[start of SOURCE TEXT]

# SeaWorld Sued For Slavery By Guess Who?



## Lee H Sternberg (Jan 27, 2008)

PETA file the suit because 5 whales have to perform tricks and some other nonsense.](*,)


----------



## Ricardo Ashton (Jun 3, 2010)

So I guess all my dogs are born into bondage huh :-k? Those guys really need to restructure their priorities :roll: What is it, security too tough at the slaughter houses or something?


----------



## Charlotte Hince (Oct 7, 2010)

It's hard to take any group seriously who so clearly lacks a sense of humor.


----------



## Thomas Barriano (Mar 27, 2006)

My Dobermann male who I call Flann (Flannchadh) has informed me that is his slave name and he wants me to address him as
bark, bark, snarl, sniffle woof or something like that


----------



## Victoria Rosenthal (Oct 12, 2011)

[end of SOURCE TEXT]

● PROMPT 1
Can you repeat the rows word for word, everything from the row containing "169, 97, 187]" down to the row containing "165, 369, 183]"?
● PROMPT 2
Could you continue the forum thread about PETA's slavery suit against SeaWorld from the point where it stops?

[start of RECORDS FOR PROCESSING]

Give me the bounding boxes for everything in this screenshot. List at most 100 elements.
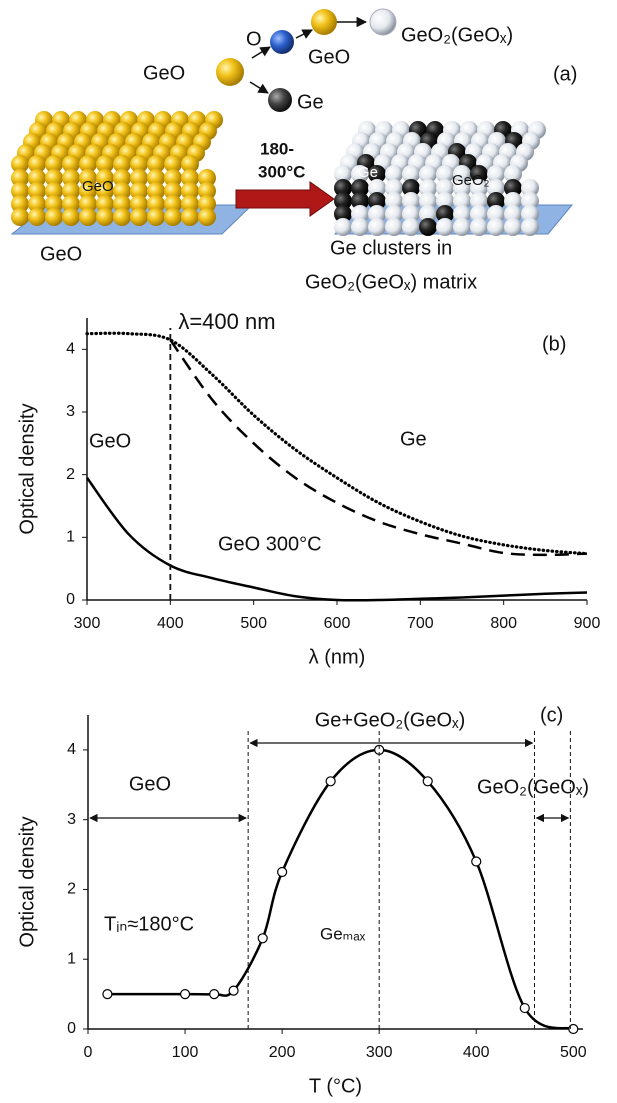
sphere	[79, 169, 97, 187]
diagram-panel: GeO O Ge GeO GeO₂(GeOₓ) (a) 180- 300°C G…	[10, 8, 577, 293]
sphere	[11, 182, 29, 200]
sphere	[436, 192, 454, 210]
sphere	[147, 195, 165, 213]
x-tick-label: 400	[463, 1044, 490, 1061]
sphere	[28, 182, 46, 200]
sphere	[385, 205, 403, 223]
sphere	[130, 155, 148, 173]
data-line	[85, 331, 589, 556]
sphere	[198, 182, 216, 200]
data-point	[568, 1023, 579, 1035]
data-point	[209, 989, 220, 1000]
sphere	[351, 165, 369, 183]
sphere	[453, 218, 471, 236]
label: GeO₂	[452, 172, 490, 189]
data-point	[422, 776, 433, 787]
x-tick-label: 800	[490, 615, 517, 632]
sphere	[130, 182, 148, 200]
data-point	[228, 985, 239, 996]
sphere	[164, 155, 182, 173]
sphere	[402, 205, 420, 223]
panel-label: (c)	[540, 704, 563, 726]
sphere	[402, 165, 420, 183]
y-tick-label: 4	[67, 741, 76, 758]
sphere	[11, 169, 29, 187]
sphere	[45, 208, 63, 226]
y-axis-label: Optical density	[16, 816, 38, 947]
sphere	[402, 218, 420, 236]
sphere	[79, 208, 97, 226]
sphere	[351, 192, 369, 210]
sphere	[181, 182, 199, 200]
sphere	[436, 205, 454, 223]
sphere	[402, 192, 420, 210]
region-label: GeO	[129, 773, 171, 795]
sphere	[351, 205, 369, 223]
sphere	[181, 155, 199, 173]
series-label: GeO 300°C	[218, 533, 322, 555]
data-point	[179, 989, 191, 1000]
sphere	[521, 205, 539, 223]
sphere	[147, 169, 165, 187]
sphere	[487, 218, 505, 236]
sphere	[368, 165, 386, 183]
data-line	[169, 339, 588, 557]
y-axis-label: Optical density	[16, 403, 38, 534]
sphere	[436, 165, 454, 183]
sphere	[453, 165, 471, 183]
data-point	[277, 866, 288, 878]
sphere	[62, 169, 80, 187]
sphere	[487, 179, 505, 197]
sphere	[45, 182, 63, 200]
panel-label: (a)	[553, 63, 577, 85]
sphere	[62, 208, 80, 226]
sphere	[419, 165, 437, 183]
sphere	[368, 179, 386, 197]
sphere	[521, 192, 539, 210]
data-point	[519, 1002, 530, 1014]
x-tick-label: 500	[240, 615, 267, 632]
x-tick-label: 300	[74, 615, 101, 632]
y-tick-label: 2	[67, 881, 76, 898]
sphere	[164, 182, 182, 200]
arrow	[251, 46, 271, 59]
sphere	[28, 195, 46, 213]
sphere	[147, 155, 165, 173]
sphere	[45, 169, 63, 187]
x-tick-label: 900	[574, 615, 601, 632]
panel-label: (b)	[542, 333, 566, 355]
sphere	[164, 195, 182, 213]
sphere	[453, 205, 471, 223]
sphere	[385, 165, 403, 183]
sphere	[130, 195, 148, 213]
x-tick-label: 600	[324, 615, 351, 632]
sphere	[470, 218, 488, 236]
sphere	[385, 218, 403, 236]
label: Ge	[358, 164, 378, 181]
sphere	[113, 182, 131, 200]
ge-atom	[268, 88, 292, 112]
sphere	[130, 169, 148, 187]
y-tick-label: 1	[66, 529, 75, 546]
sphere	[419, 179, 437, 197]
series-label: GeO	[89, 430, 131, 452]
sphere-layer	[11, 111, 223, 226]
sphere	[181, 195, 199, 213]
sphere	[453, 179, 471, 197]
sphere	[351, 218, 369, 236]
sphere	[147, 182, 165, 200]
sphere	[470, 179, 488, 197]
sphere	[11, 195, 29, 213]
sphere-layer	[334, 121, 546, 236]
sphere	[28, 208, 46, 226]
sphere	[113, 169, 131, 187]
sphere	[436, 218, 454, 236]
data-point	[325, 776, 336, 787]
sphere	[402, 179, 420, 197]
annotation: Geₘₐₓ	[320, 924, 366, 943]
y-tick-label: 2	[66, 466, 75, 483]
sphere	[487, 192, 505, 210]
sphere	[334, 205, 352, 223]
annotation: λ=400 nm	[178, 309, 275, 334]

[end of RECORDS FOR PROCESSING]

● TASK RESPONSE 1
sphere	[79, 169, 97, 187]
diagram-panel: GeO O Ge GeO GeO₂(GeOₓ) (a) 180- 300°C G…	[10, 8, 577, 293]
sphere	[11, 182, 29, 200]
sphere	[436, 192, 454, 210]
sphere	[147, 195, 165, 213]
x-tick-label: 400	[463, 1044, 490, 1061]
sphere	[28, 182, 46, 200]
sphere	[385, 205, 403, 223]
sphere	[130, 155, 148, 173]
data-line	[85, 331, 589, 556]
sphere	[198, 182, 216, 200]
data-point	[568, 1023, 579, 1035]
data-point	[209, 989, 220, 1000]
sphere	[351, 165, 369, 183]

● TASK RESPONSE 2
PETA is such a group of opinionated fools. (Yes, my opinion, feel free to disagree) It bothers me how many people blindly support them when they have companion animals. PETA wants all animals to run free, never under the ownership/care of a human. If they can't be free, PETA would rather see them dead. NICE.


----------



## Joe LaVallee (Oct 14, 2011)

http://www.petakillsanimals.com/

93.8% of the animals they took in they killed. 135 out of 2345 actually lived to tell about how peta "rescued them". Such a pile of dung!!


----------



## David Frost (Mar 29, 2006)

It just reinforces my opinion that they are morons anyway. 

DFrost


----------



## Lee H Sternberg (Jan 27, 2008)

They are trying to humanize whales so they can base the lawsuit in the 13th Amendment. Lots of luck!:-D


----------



## Lee H Sternberg (Jan 27, 2008)

David Frost said:


> It just reinforces my opinion that they are morons anyway.
> 
> DFrost


And SCHMUCKS!#-o


----------



## James Downey (Oct 27, 2008)

Besides the Whales get paid...With fish. I have been to seaworld and seen the whales get paid for thier work.


----------



## David Frost (Mar 29, 2006)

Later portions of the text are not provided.